SUPPLIED MATERIAL
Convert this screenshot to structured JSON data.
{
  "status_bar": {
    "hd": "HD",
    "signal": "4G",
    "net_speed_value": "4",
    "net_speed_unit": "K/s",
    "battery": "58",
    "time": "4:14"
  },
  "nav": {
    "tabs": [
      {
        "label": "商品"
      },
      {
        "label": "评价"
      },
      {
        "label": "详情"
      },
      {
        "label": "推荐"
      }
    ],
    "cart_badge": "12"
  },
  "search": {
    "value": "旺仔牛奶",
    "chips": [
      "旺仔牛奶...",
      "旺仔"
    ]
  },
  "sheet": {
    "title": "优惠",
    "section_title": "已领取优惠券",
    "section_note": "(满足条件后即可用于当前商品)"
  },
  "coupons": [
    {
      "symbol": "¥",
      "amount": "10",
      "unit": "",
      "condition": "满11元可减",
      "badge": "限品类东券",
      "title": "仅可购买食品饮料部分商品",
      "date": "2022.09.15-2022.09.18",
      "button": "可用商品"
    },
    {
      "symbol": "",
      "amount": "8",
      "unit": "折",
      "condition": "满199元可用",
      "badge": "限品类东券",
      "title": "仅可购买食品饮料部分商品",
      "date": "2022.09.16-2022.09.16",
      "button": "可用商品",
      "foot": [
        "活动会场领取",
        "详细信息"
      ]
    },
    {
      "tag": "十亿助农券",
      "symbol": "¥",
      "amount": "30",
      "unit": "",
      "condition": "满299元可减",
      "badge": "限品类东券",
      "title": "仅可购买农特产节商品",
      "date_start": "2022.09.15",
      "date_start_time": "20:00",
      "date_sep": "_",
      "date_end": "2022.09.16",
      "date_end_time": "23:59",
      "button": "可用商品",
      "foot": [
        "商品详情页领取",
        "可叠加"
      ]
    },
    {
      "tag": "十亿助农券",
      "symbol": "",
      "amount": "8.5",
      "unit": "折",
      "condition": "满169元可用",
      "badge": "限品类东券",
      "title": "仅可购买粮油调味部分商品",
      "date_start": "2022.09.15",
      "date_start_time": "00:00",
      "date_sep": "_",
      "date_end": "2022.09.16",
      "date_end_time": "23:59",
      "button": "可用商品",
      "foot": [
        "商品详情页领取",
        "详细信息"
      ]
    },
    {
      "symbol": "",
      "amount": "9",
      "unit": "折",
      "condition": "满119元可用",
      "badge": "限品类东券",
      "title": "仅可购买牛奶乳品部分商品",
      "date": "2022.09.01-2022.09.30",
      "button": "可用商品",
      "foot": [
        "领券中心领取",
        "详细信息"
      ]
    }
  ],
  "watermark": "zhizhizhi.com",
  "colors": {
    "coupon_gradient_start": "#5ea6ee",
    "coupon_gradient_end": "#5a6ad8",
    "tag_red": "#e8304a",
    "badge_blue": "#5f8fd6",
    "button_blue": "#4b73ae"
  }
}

GOAL OF THE EXERCISE
Extract all of the data exactly as written.

EXERCISE ANSWER
Convert this screenshot to structured JSON data.
{
  "status_bar": {
    "hd": "HD",
    "signal": "4G",
    "net_speed_value": "4",
    "net_speed_unit": "K/s",
    "battery": "58",
    "time": "4:14"
  },
  "nav": {
    "tabs": [
      {
        "label": "商品"
      },
      {
        "label": "评价"
      },
      {
        "label": "详情"
      },
      {
        "label": "推荐"
      }
    ],
    "cart_badge": "12"
  },
  "search": {
    "value": "旺仔牛奶",
    "chips": [
      "旺仔牛奶...",
      "旺仔"
    ]
  },
  "sheet": {
    "title": "优惠",
    "section_title": "已领取优惠券",
    "section_note": "(满足条件后即可用于当前商品)"
  },
  "coupons": [
    {
      "symbol": "¥",
      "amount": "10",
      "unit": "",
      "condition": "满11元可减",
      "badge": "限品类东券",
      "title": "仅可购买食品饮料部分商品",
      "date": "2022.09.15-2022.09.18",
      "button": "可用商品"
    },
    {
      "symbol": "",
      "amount": "8",
      "unit": "折",
      "condition": "满199元可用",
      "badge": "限品类东券",
      "title": "仅可购买食品饮料部分商品",
      "date": "2022.09.16-2022.09.16",
      "button": "可用商品",
      "foot": [
        "活动会场领取",
        "详细信息"
      ]
    },
    {
      "tag": "十亿助农券",
      "symbol": "¥",
      "amount": "30",
      "unit": "",
      "condition": "满299元可减",
      "badge": "限品类东券",
      "title": "仅可购买农特产节商品",
      "date_start": "2022.09.15",
      "date_start_time": "20:00",
      "date_sep": "_",
      "date_end": "2022.09.16",
      "date_end_time": "23:59",
      "button": "可用商品",
      "foot": [
        "商品详情页领取",
        "可叠加"
      ]
    },
    {
      "tag": "十亿助农券",
      "symbol": "",
      "amount": "8.5",
      "unit": "折",
      "condition": "满169元可用",
      "badge": "限品类东券",
      "title": "仅可购买粮油调味部分商品",
      "date_start": "2022.09.15",
      "date_start_time": "00:00",
      "date_sep": "_",
      "date_end": "2022.09.16",
      "date_end_time": "23:59",
      "button": "可用商品",
      "foot": [
        "商品详情页领取",
        "详细信息"
      ]
    },
    {
      "symbol": "",
      "amount": "9",
      "unit": "折",
      "condition": "满119元可用",
      "badge": "限品类东券",
      "title": "仅可购买牛奶乳品部分商品",
      "date": "2022.09.01-2022.09.30",
      "button": "可用商品",
      "foot": [
        "领券中心领取",
        "详细信息"
      ]
    }
  ],
  "watermark": "zhizhizhi.com",
  "colors": {
    "coupon_gradient_start": "#5ea6ee",
    "coupon_gradient_end": "#5a6ad8",
    "tag_red": "#e8304a",
    "badge_blue": "#5f8fd6",
    "button_blue": "#4b73ae"
  }
}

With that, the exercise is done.